| What needs to be done |
All the data below goes into the copy word for word, but the pictures don't.

| Source material |
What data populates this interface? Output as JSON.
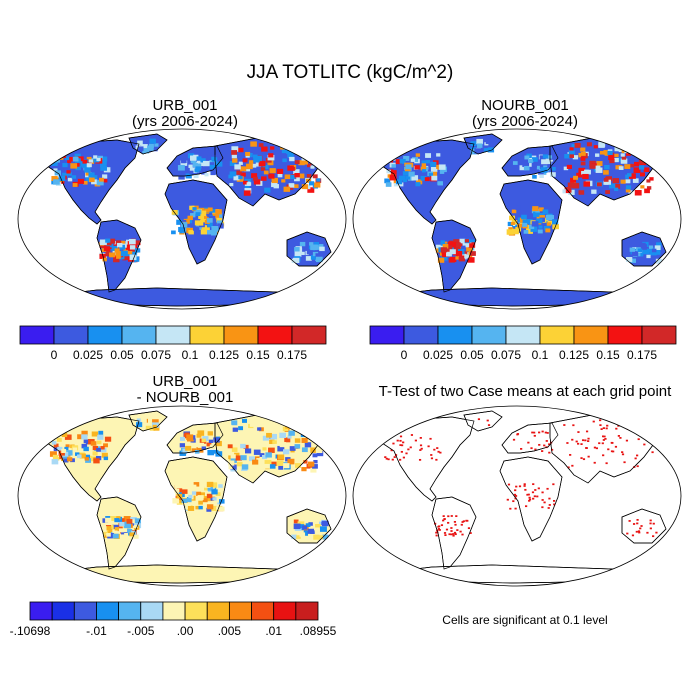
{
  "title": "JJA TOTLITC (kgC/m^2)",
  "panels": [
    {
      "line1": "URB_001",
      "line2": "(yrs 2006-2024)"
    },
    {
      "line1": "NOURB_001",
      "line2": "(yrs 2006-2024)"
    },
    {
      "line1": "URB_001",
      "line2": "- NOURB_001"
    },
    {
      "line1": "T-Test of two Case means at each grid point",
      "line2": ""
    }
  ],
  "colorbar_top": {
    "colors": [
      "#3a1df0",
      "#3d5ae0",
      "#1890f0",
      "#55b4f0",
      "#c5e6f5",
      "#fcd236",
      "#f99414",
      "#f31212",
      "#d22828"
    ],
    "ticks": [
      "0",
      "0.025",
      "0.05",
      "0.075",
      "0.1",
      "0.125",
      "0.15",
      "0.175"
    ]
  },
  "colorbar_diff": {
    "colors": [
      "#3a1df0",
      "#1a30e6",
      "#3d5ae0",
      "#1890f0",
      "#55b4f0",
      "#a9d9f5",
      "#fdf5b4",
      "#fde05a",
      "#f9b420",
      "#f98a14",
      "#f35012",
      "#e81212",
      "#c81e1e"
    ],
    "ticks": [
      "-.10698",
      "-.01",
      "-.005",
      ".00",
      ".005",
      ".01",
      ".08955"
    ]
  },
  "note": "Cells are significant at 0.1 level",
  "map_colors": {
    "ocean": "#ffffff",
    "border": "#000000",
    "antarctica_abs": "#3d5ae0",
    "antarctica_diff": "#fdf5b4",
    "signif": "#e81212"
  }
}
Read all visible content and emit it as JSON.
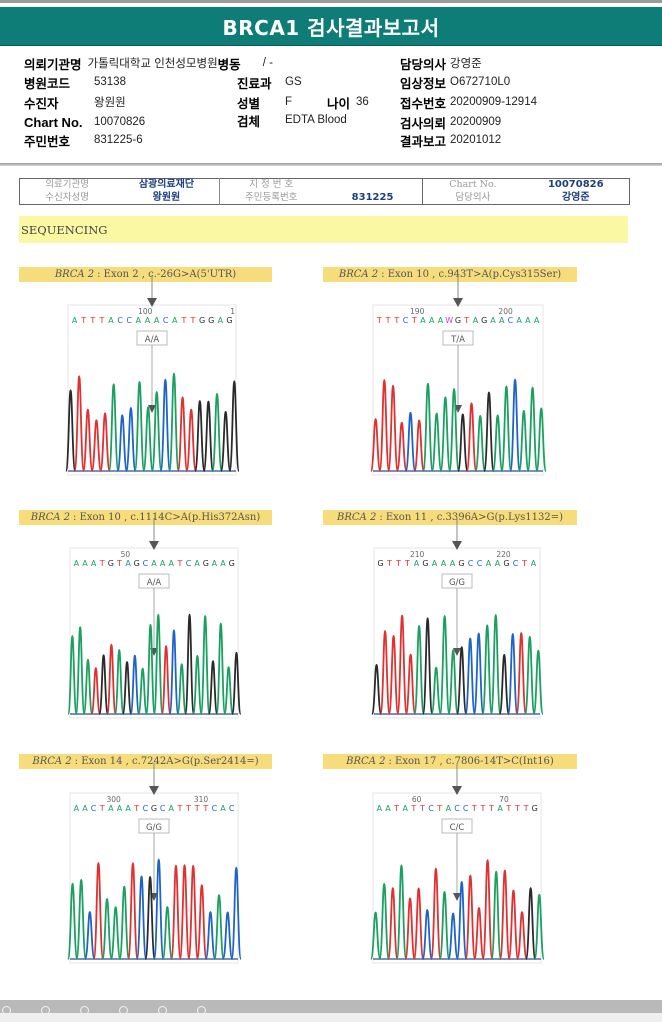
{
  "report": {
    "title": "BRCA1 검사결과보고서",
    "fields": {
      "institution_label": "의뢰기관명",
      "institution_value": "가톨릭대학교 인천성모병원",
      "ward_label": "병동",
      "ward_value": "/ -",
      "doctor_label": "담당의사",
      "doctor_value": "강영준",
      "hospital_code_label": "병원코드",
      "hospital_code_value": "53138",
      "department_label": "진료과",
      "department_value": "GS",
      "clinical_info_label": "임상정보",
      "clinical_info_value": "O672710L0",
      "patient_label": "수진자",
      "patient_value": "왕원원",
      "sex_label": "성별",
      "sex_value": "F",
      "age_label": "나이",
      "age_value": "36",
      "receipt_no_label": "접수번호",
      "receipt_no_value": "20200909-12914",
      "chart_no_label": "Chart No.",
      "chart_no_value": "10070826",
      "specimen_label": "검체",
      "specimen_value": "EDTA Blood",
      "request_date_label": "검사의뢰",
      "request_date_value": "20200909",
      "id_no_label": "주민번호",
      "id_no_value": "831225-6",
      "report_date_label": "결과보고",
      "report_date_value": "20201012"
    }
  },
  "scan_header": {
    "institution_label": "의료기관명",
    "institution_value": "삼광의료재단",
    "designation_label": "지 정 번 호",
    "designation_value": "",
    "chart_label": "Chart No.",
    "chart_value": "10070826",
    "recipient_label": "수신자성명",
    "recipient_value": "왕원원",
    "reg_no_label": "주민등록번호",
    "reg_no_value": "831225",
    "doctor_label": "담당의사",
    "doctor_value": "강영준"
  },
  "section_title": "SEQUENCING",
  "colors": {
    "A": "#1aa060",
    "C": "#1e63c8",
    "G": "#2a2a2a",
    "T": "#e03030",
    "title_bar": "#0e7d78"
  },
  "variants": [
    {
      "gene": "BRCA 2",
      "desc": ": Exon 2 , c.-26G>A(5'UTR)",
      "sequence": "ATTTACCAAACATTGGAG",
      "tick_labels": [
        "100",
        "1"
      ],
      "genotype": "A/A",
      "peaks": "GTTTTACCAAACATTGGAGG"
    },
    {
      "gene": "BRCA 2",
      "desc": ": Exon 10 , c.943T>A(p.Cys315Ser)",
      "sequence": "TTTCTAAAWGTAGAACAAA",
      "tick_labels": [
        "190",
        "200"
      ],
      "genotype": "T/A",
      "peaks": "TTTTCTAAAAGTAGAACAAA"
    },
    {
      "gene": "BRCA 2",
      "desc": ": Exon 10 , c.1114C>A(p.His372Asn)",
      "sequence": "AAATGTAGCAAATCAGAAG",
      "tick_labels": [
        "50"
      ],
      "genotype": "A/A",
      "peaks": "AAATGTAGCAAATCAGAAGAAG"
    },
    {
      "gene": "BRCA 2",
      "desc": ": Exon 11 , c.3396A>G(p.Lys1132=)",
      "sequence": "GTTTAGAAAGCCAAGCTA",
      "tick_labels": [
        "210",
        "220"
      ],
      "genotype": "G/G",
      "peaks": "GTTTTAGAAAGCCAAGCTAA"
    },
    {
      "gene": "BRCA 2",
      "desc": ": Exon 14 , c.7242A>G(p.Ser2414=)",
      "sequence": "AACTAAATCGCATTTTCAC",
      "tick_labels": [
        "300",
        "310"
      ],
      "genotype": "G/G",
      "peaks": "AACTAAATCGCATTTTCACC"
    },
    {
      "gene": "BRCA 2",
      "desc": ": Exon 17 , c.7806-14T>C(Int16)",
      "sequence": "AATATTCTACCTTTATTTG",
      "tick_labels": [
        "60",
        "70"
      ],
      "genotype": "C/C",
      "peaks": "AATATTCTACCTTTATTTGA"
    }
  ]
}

| Exercise answer |
What data populates this interface? Output as JSON.
{
  "title": "JJA TOTLITC (kgC/m^2)",
  "panels": [
    {
      "line1": "URB_001",
      "line2": "(yrs 2006-2024)"
    },
    {
      "line1": "NOURB_001",
      "line2": "(yrs 2006-2024)"
    },
    {
      "line1": "URB_001",
      "line2": "- NOURB_001"
    },
    {
      "line1": "T-Test of two Case means at each grid point",
      "line2": ""
    }
  ],
  "colorbar_top": {
    "colors": [
      "#3a1df0",
      "#3d5ae0",
      "#1890f0",
      "#55b4f0",
      "#c5e6f5",
      "#fcd236",
      "#f99414",
      "#f31212",
      "#d22828"
    ],
    "ticks": [
      "0",
      "0.025",
      "0.05",
      "0.075",
      "0.1",
      "0.125",
      "0.15",
      "0.175"
    ]
  },
  "colorbar_diff": {
    "colors": [
      "#3a1df0",
      "#1a30e6",
      "#3d5ae0",
      "#1890f0",
      "#55b4f0",
      "#a9d9f5",
      "#fdf5b4",
      "#fde05a",
      "#f9b420",
      "#f98a14",
      "#f35012",
      "#e81212",
      "#c81e1e"
    ],
    "ticks": [
      "-.10698",
      "-.01",
      "-.005",
      ".00",
      ".005",
      ".01",
      ".08955"
    ]
  },
  "note": "Cells are significant at 0.1 level",
  "map_colors": {
    "ocean": "#ffffff",
    "border": "#000000",
    "antarctica_abs": "#3d5ae0",
    "antarctica_diff": "#fdf5b4",
    "signif": "#e81212"
  }
}
Read all visible content and emit it as JSON.
{
  "report": {
    "title": "BRCA1 검사결과보고서",
    "fields": {
      "institution_label": "의뢰기관명",
      "institution_value": "가톨릭대학교 인천성모병원",
      "ward_label": "병동",
      "ward_value": "/ -",
      "doctor_label": "담당의사",
      "doctor_value": "강영준",
      "hospital_code_label": "병원코드",
      "hospital_code_value": "53138",
      "department_label": "진료과",
      "department_value": "GS",
      "clinical_info_label": "임상정보",
      "clinical_info_value": "O672710L0",
      "patient_label": "수진자",
      "patient_value": "왕원원",
      "sex_label": "성별",
      "sex_value": "F",
      "age_label": "나이",
      "age_value": "36",
      "receipt_no_label": "접수번호",
      "receipt_no_value": "20200909-12914",
      "chart_no_label": "Chart No.",
      "chart_no_value": "10070826",
      "specimen_label": "검체",
      "specimen_value": "EDTA Blood",
      "request_date_label": "검사의뢰",
      "request_date_value": "20200909",
      "id_no_label": "주민번호",
      "id_no_value": "831225-6",
      "report_date_label": "결과보고",
      "report_date_value": "20201012"
    }
  },
  "scan_header": {
    "institution_label": "의료기관명",
    "institution_value": "삼광의료재단",
    "designation_label": "지 정 번 호",
    "designation_value": "",
    "chart_label": "Chart No.",
    "chart_value": "10070826",
    "recipient_label": "수신자성명",
    "recipient_value": "왕원원",
    "reg_no_label": "주민등록번호",
    "reg_no_value": "831225",
    "doctor_label": "담당의사",
    "doctor_value": "강영준"
  },
  "section_title": "SEQUENCING",
  "colors": {
    "A": "#1aa060",
    "C": "#1e63c8",
    "G": "#2a2a2a",
    "T": "#e03030",
    "title_bar": "#0e7d78"
  },
  "variants": [
    {
      "gene": "BRCA 2",
      "desc": ": Exon 2 , c.-26G>A(5'UTR)",
      "sequence": "ATTTACCAAACATTGGAG",
      "tick_labels": [
        "100",
        "1"
      ],
      "genotype": "A/A",
      "peaks": "GTTTTACCAAACATTGGAGG"
    },
    {
      "gene": "BRCA 2",
      "desc": ": Exon 10 , c.943T>A(p.Cys315Ser)",
      "sequence": "TTTCTAAAWGTAGAACAAA",
      "tick_labels": [
        "190",
        "200"
      ],
      "genotype": "T/A",
      "peaks": "TTTTCTAAAAGTAGAACAAA"
    },
    {
      "gene": "BRCA 2",
      "desc": ": Exon 10 , c.1114C>A(p.His372Asn)",
      "sequence": "AAATGTAGCAAATCAGAAG",
      "tick_labels": [
        "50"
      ],
      "genotype": "A/A",
      "peaks": "AAATGTAGCAAATCAGAAGAAG"
    },
    {
      "gene": "BRCA 2",
      "desc": ": Exon 11 , c.3396A>G(p.Lys1132=)",
      "sequence": "GTTTAGAAAGCCAAGCTA",
      "tick_labels": [
        "210",
        "220"
      ],
      "genotype": "G/G",
      "peaks": "GTTTTAGAAAGCCAAGCTAA"
    },
    {
      "gene": "BRCA 2",
      "desc": ": Exon 14 , c.7242A>G(p.Ser2414=)",
      "sequence": "AACTAAATCGCATTTTCAC",
      "tick_labels": [
        "300",
        "310"
      ],
      "genotype": "G/G",
      "peaks": "AACTAAATCGCATTTTCACC"
    },
    {
      "gene": "BRCA 2",
      "desc": ": Exon 17 , c.7806-14T>C(Int16)",
      "sequence": "AATATTCTACCTTTATTTG",
      "tick_labels": [
        "60",
        "70"
      ],
      "genotype": "C/C",
      "peaks": "AATATTCTACCTTTATTTGA"
    }
  ]
}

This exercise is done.